▸ **Task statement**: Which lines hold the word "type"? Copy each one.

★ ★ ★ ★ ★

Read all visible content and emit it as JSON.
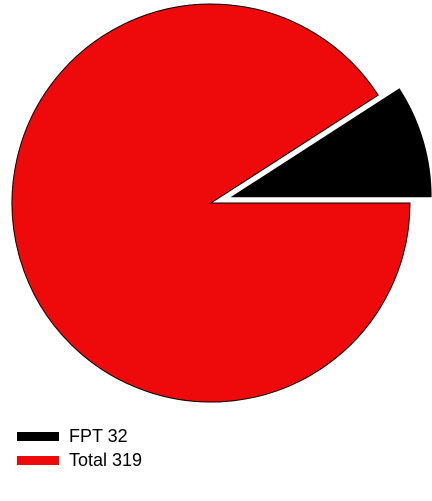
{
  "chart_data": {
    "type": "pie",
    "title": "",
    "slices": [
      {
        "name": "FPT",
        "value": 32,
        "label": "FPT 32",
        "color": "#000000",
        "exploded": true
      },
      {
        "name": "Total",
        "value": 319,
        "label": "Total 319",
        "color": "#ee0a0a",
        "exploded": false
      }
    ],
    "legend_position": "bottom-left",
    "grid": false
  }
}
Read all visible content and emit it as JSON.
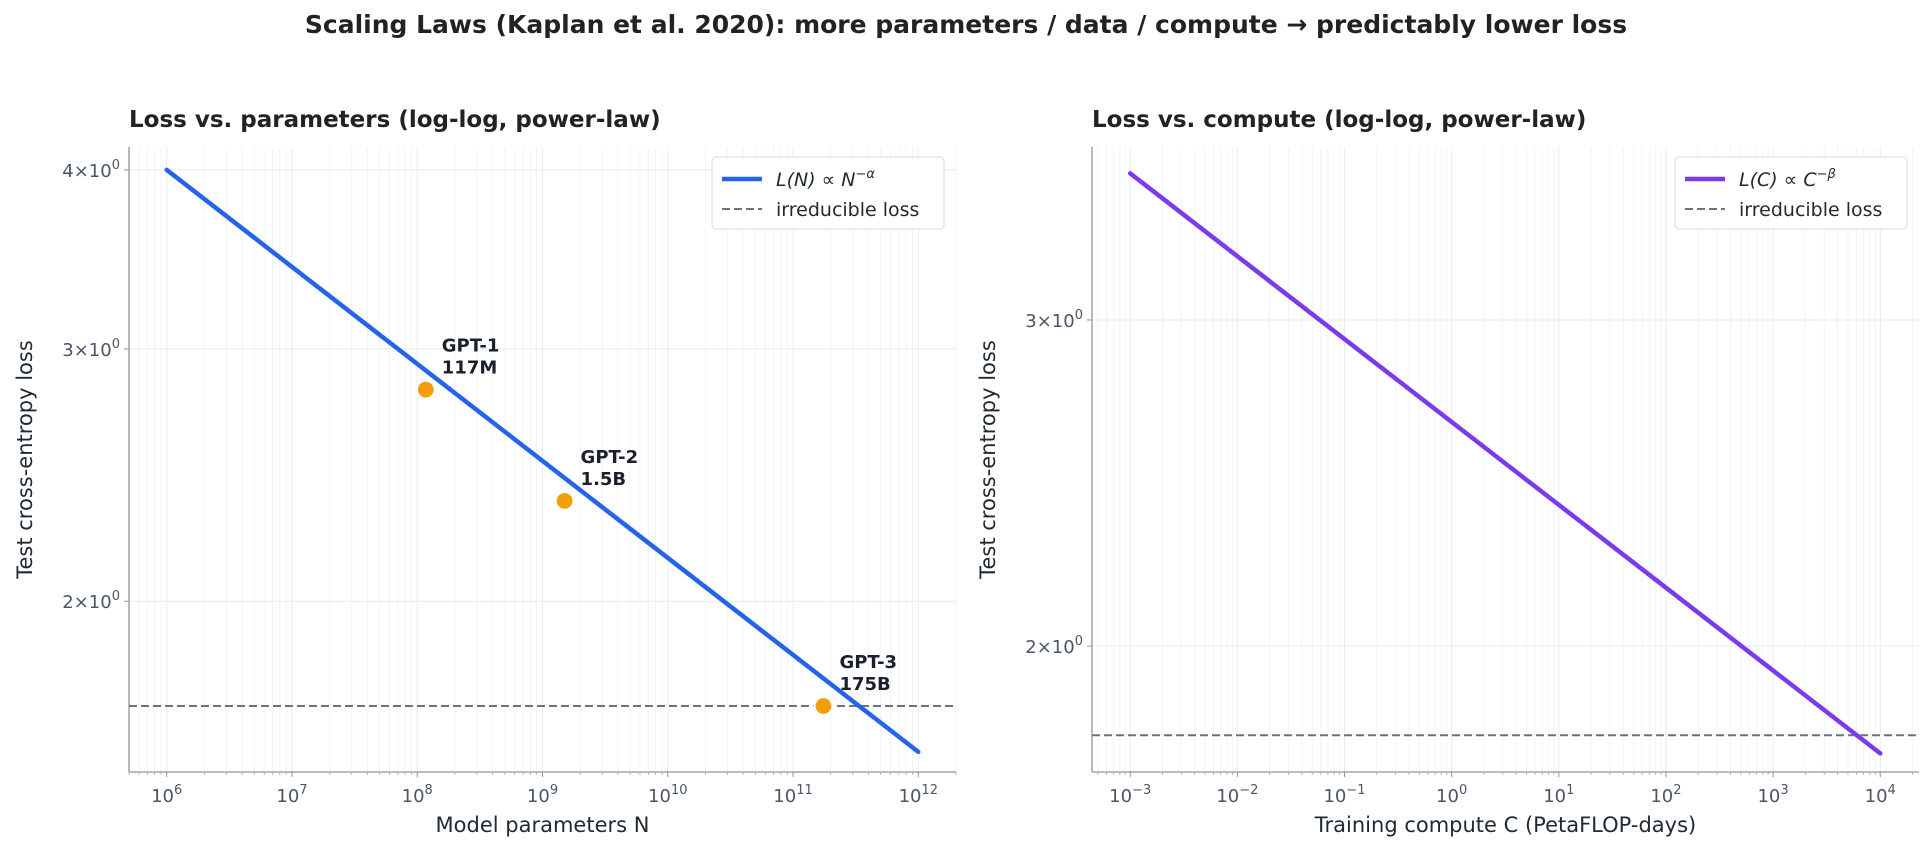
{
  "title": "Scaling Laws (Kaplan et al. 2020):  more parameters / data / compute →  predictably lower loss",
  "chart_data": [
    {
      "type": "line",
      "title": "Loss vs. parameters (log-log, power-law)",
      "xlabel": "Model parameters  N",
      "ylabel": "Test cross-entropy loss",
      "xscale": "log",
      "yscale": "log",
      "xlim": [
        500000.0,
        2000000000000.0
      ],
      "ylim": [
        1.52,
        4.15
      ],
      "x_ticks": [
        {
          "value": 1000000.0,
          "base": "10",
          "exp": "6"
        },
        {
          "value": 10000000.0,
          "base": "10",
          "exp": "7"
        },
        {
          "value": 100000000.0,
          "base": "10",
          "exp": "8"
        },
        {
          "value": 1000000000.0,
          "base": "10",
          "exp": "9"
        },
        {
          "value": 10000000000.0,
          "base": "10",
          "exp": "10"
        },
        {
          "value": 100000000000.0,
          "base": "10",
          "exp": "11"
        },
        {
          "value": 1000000000000.0,
          "base": "10",
          "exp": "12"
        }
      ],
      "y_ticks": [
        {
          "value": 4,
          "base": "4×10",
          "exp": "0"
        },
        {
          "value": 3,
          "base": "3×10",
          "exp": "0"
        },
        {
          "value": 2,
          "base": "2×10",
          "exp": "0"
        }
      ],
      "grid": true,
      "legend_position": "top-right",
      "series": [
        {
          "name_parts": [
            "L(N) ∝ N",
            "−α"
          ],
          "color": "#2563eb",
          "style": "solid",
          "x": [
            1000000.0,
            1000000000000.0
          ],
          "y": [
            4.0,
            1.57
          ]
        }
      ],
      "hline": {
        "name": "irreducible loss",
        "y": 1.69,
        "color": "#6b7280",
        "style": "dashed"
      },
      "points": [
        {
          "label_line1": "GPT-1",
          "label_line2": "117M",
          "x": 117000000.0,
          "y": 2.81
        },
        {
          "label_line1": "GPT-2",
          "label_line2": "1.5B",
          "x": 1500000000.0,
          "y": 2.35
        },
        {
          "label_line1": "GPT-3",
          "label_line2": "175B",
          "x": 175000000000.0,
          "y": 1.69
        }
      ],
      "point_color": "#f59e0b"
    },
    {
      "type": "line",
      "title": "Loss vs. compute (log-log, power-law)",
      "xlabel": "Training compute  C  (PetaFLOP-days)",
      "ylabel": "Test cross-entropy loss",
      "xscale": "log",
      "yscale": "log",
      "xlim": [
        0.00044,
        23000.0
      ],
      "ylim": [
        1.71,
        3.72
      ],
      "x_ticks": [
        {
          "value": 0.001,
          "base": "10",
          "exp": "−3"
        },
        {
          "value": 0.01,
          "base": "10",
          "exp": "−2"
        },
        {
          "value": 0.1,
          "base": "10",
          "exp": "−1"
        },
        {
          "value": 1,
          "base": "10",
          "exp": "0"
        },
        {
          "value": 10,
          "base": "10",
          "exp": "1"
        },
        {
          "value": 100,
          "base": "10",
          "exp": "2"
        },
        {
          "value": 1000,
          "base": "10",
          "exp": "3"
        },
        {
          "value": 10000,
          "base": "10",
          "exp": "4"
        }
      ],
      "y_ticks": [
        {
          "value": 3,
          "base": "3×10",
          "exp": "0"
        },
        {
          "value": 2,
          "base": "2×10",
          "exp": "0"
        }
      ],
      "grid": true,
      "legend_position": "top-right",
      "series": [
        {
          "name_parts": [
            "L(C) ∝ C",
            "−β"
          ],
          "color": "#7c3aed",
          "style": "solid",
          "x": [
            0.001,
            10000.0
          ],
          "y": [
            3.6,
            1.75
          ]
        }
      ],
      "hline": {
        "name": "irreducible loss",
        "y": 1.79,
        "color": "#6b7280",
        "style": "dashed"
      }
    }
  ]
}
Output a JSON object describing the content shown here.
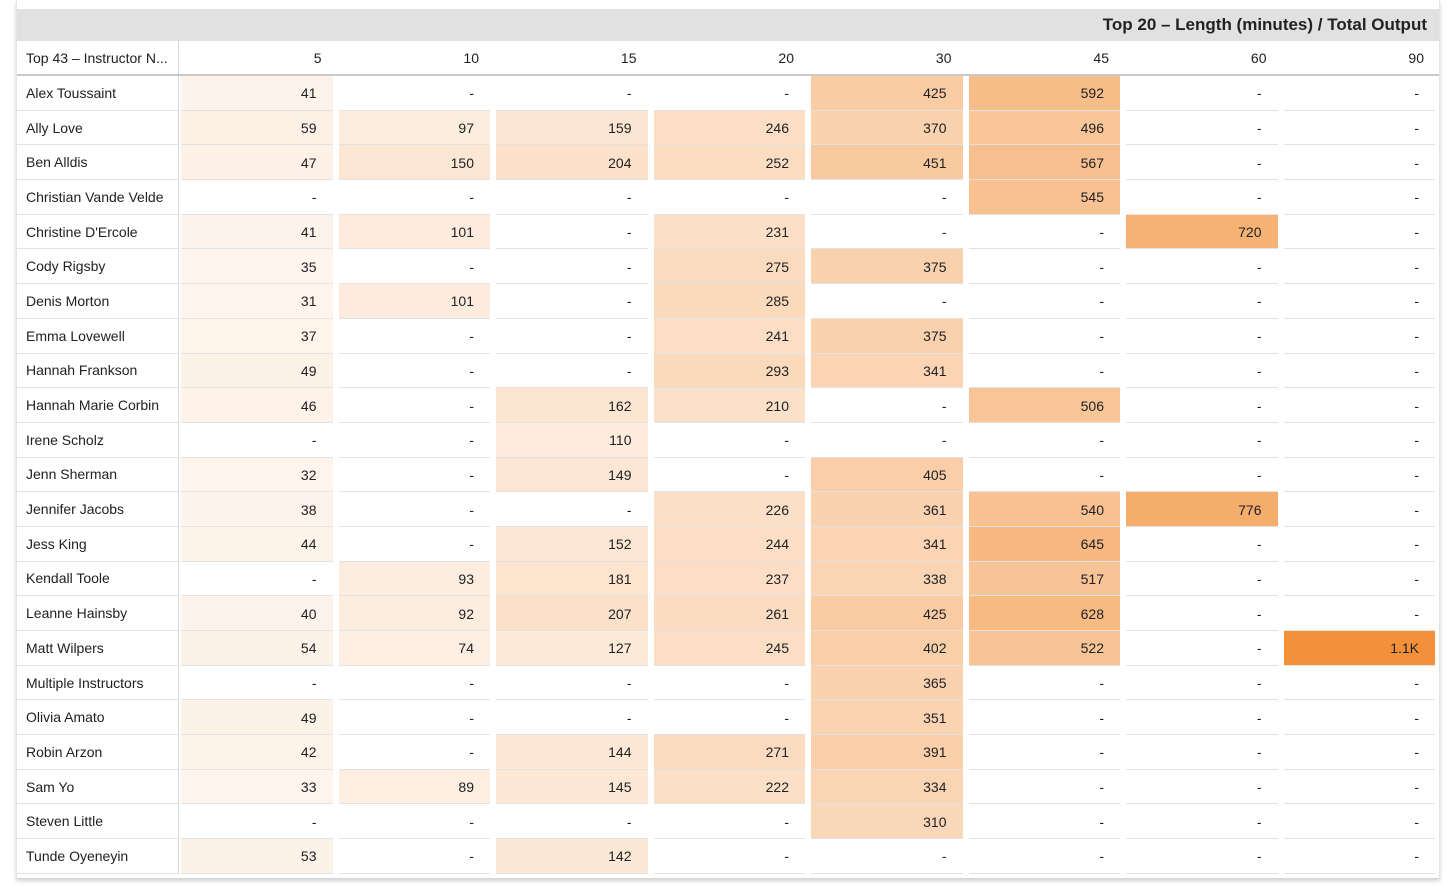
{
  "chart_data": {
    "type": "table",
    "title": "Top 20 – Length (minutes) / Total Output",
    "row_header": "Top 43 – Instructor N...",
    "columns": [
      "5",
      "10",
      "15",
      "20",
      "30",
      "45",
      "60",
      "90"
    ],
    "rows": [
      {
        "name": "Alex Toussaint",
        "values": [
          "41",
          "-",
          "-",
          "-",
          "425",
          "592",
          "-",
          "-"
        ]
      },
      {
        "name": "Ally Love",
        "values": [
          "59",
          "97",
          "159",
          "246",
          "370",
          "496",
          "-",
          "-"
        ]
      },
      {
        "name": "Ben Alldis",
        "values": [
          "47",
          "150",
          "204",
          "252",
          "451",
          "567",
          "-",
          "-"
        ]
      },
      {
        "name": "Christian Vande Velde",
        "values": [
          "-",
          "-",
          "-",
          "-",
          "-",
          "545",
          "-",
          "-"
        ]
      },
      {
        "name": "Christine D'Ercole",
        "values": [
          "41",
          "101",
          "-",
          "231",
          "-",
          "-",
          "720",
          "-"
        ]
      },
      {
        "name": "Cody Rigsby",
        "values": [
          "35",
          "-",
          "-",
          "275",
          "375",
          "-",
          "-",
          "-"
        ]
      },
      {
        "name": "Denis Morton",
        "values": [
          "31",
          "101",
          "-",
          "285",
          "-",
          "-",
          "-",
          "-"
        ]
      },
      {
        "name": "Emma Lovewell",
        "values": [
          "37",
          "-",
          "-",
          "241",
          "375",
          "-",
          "-",
          "-"
        ]
      },
      {
        "name": "Hannah Frankson",
        "values": [
          "49",
          "-",
          "-",
          "293",
          "341",
          "-",
          "-",
          "-"
        ]
      },
      {
        "name": "Hannah Marie Corbin",
        "values": [
          "46",
          "-",
          "162",
          "210",
          "-",
          "506",
          "-",
          "-"
        ]
      },
      {
        "name": "Irene Scholz",
        "values": [
          "-",
          "-",
          "110",
          "-",
          "-",
          "-",
          "-",
          "-"
        ]
      },
      {
        "name": "Jenn Sherman",
        "values": [
          "32",
          "-",
          "149",
          "-",
          "405",
          "-",
          "-",
          "-"
        ]
      },
      {
        "name": "Jennifer Jacobs",
        "values": [
          "38",
          "-",
          "-",
          "226",
          "361",
          "540",
          "776",
          "-"
        ]
      },
      {
        "name": "Jess King",
        "values": [
          "44",
          "-",
          "152",
          "244",
          "341",
          "645",
          "-",
          "-"
        ]
      },
      {
        "name": "Kendall Toole",
        "values": [
          "-",
          "93",
          "181",
          "237",
          "338",
          "517",
          "-",
          "-"
        ]
      },
      {
        "name": "Leanne Hainsby",
        "values": [
          "40",
          "92",
          "207",
          "261",
          "425",
          "628",
          "-",
          "-"
        ]
      },
      {
        "name": "Matt Wilpers",
        "values": [
          "54",
          "74",
          "127",
          "245",
          "402",
          "522",
          "-",
          "1.1K"
        ]
      },
      {
        "name": "Multiple Instructors",
        "values": [
          "-",
          "-",
          "-",
          "-",
          "365",
          "-",
          "-",
          "-"
        ]
      },
      {
        "name": "Olivia Amato",
        "values": [
          "49",
          "-",
          "-",
          "-",
          "351",
          "-",
          "-",
          "-"
        ]
      },
      {
        "name": "Robin Arzon",
        "values": [
          "42",
          "-",
          "144",
          "271",
          "391",
          "-",
          "-",
          "-"
        ]
      },
      {
        "name": "Sam Yo",
        "values": [
          "33",
          "89",
          "145",
          "222",
          "334",
          "-",
          "-",
          "-"
        ]
      },
      {
        "name": "Steven Little",
        "values": [
          "-",
          "-",
          "-",
          "-",
          "310",
          "-",
          "-",
          "-"
        ]
      },
      {
        "name": "Tunde Oyeneyin",
        "values": [
          "53",
          "-",
          "142",
          "-",
          "-",
          "-",
          "-",
          "-"
        ]
      }
    ],
    "heatmap_color": "#f2913a",
    "heatmap_max": 1100
  }
}
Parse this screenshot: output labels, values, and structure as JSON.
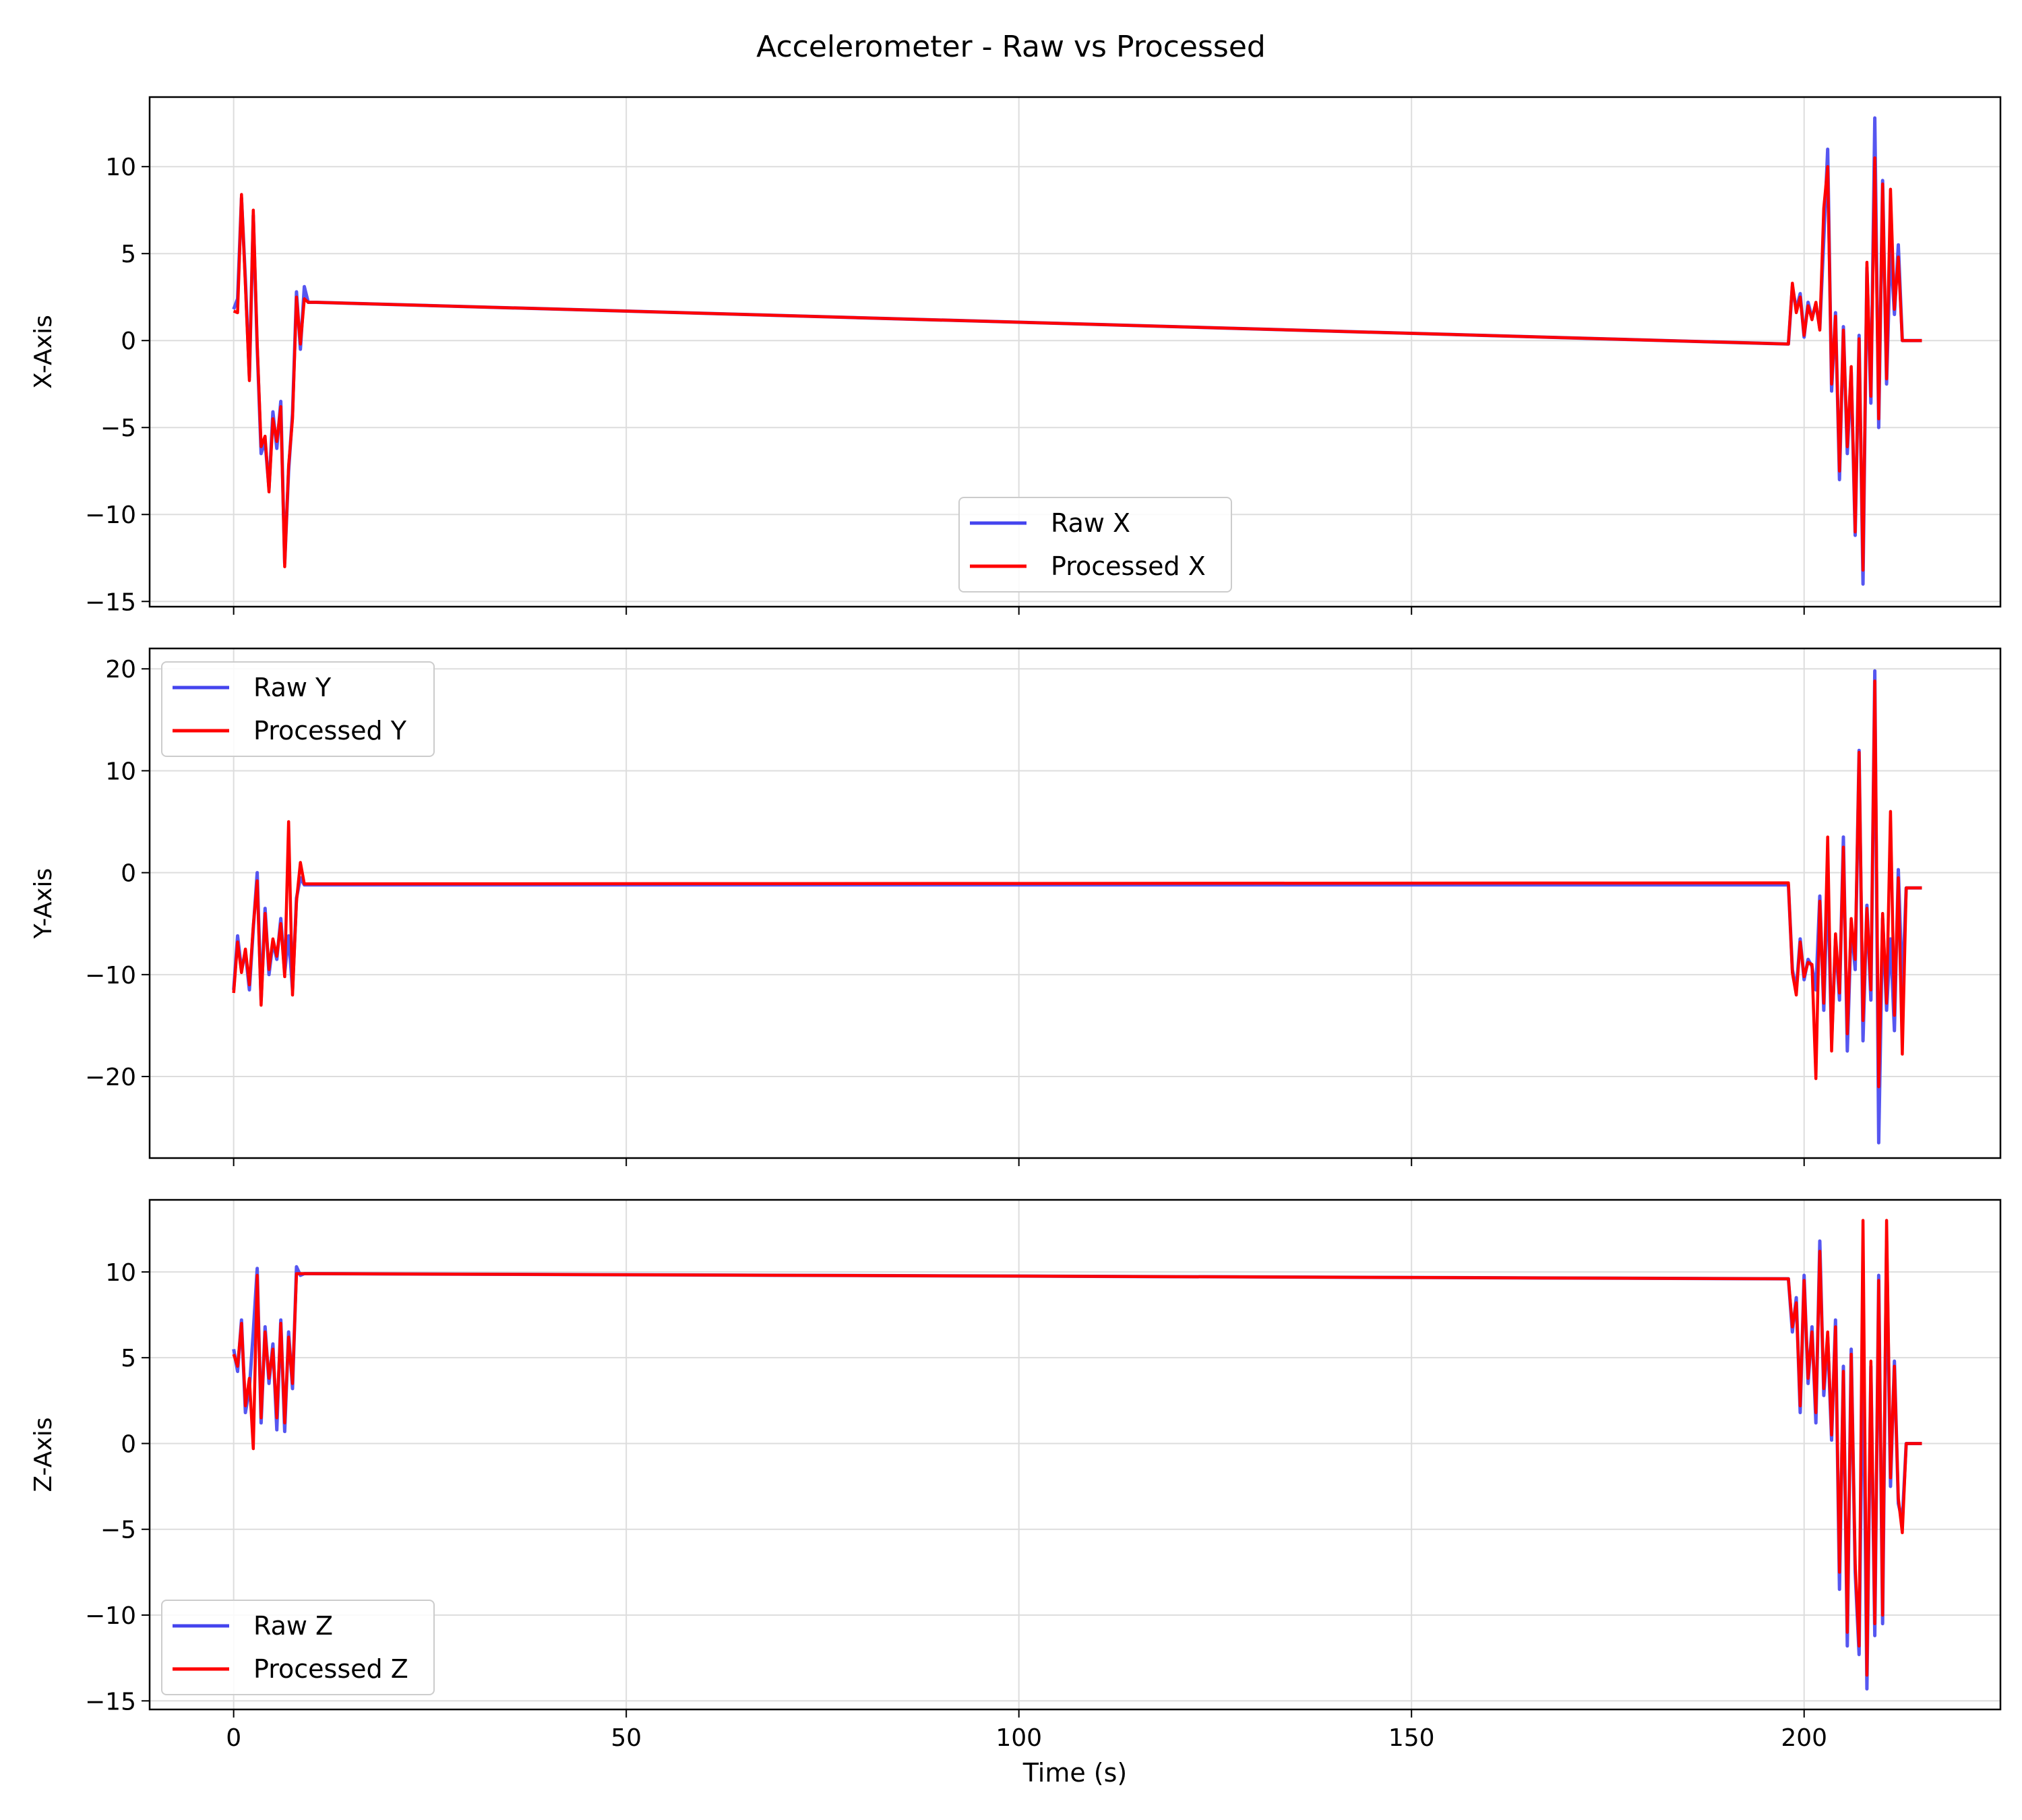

★ ★ ★ ★ ★

▸ **Task solution**:
    "type": "pie",
      "type": "line",
      "type": "line",
    "type": "table",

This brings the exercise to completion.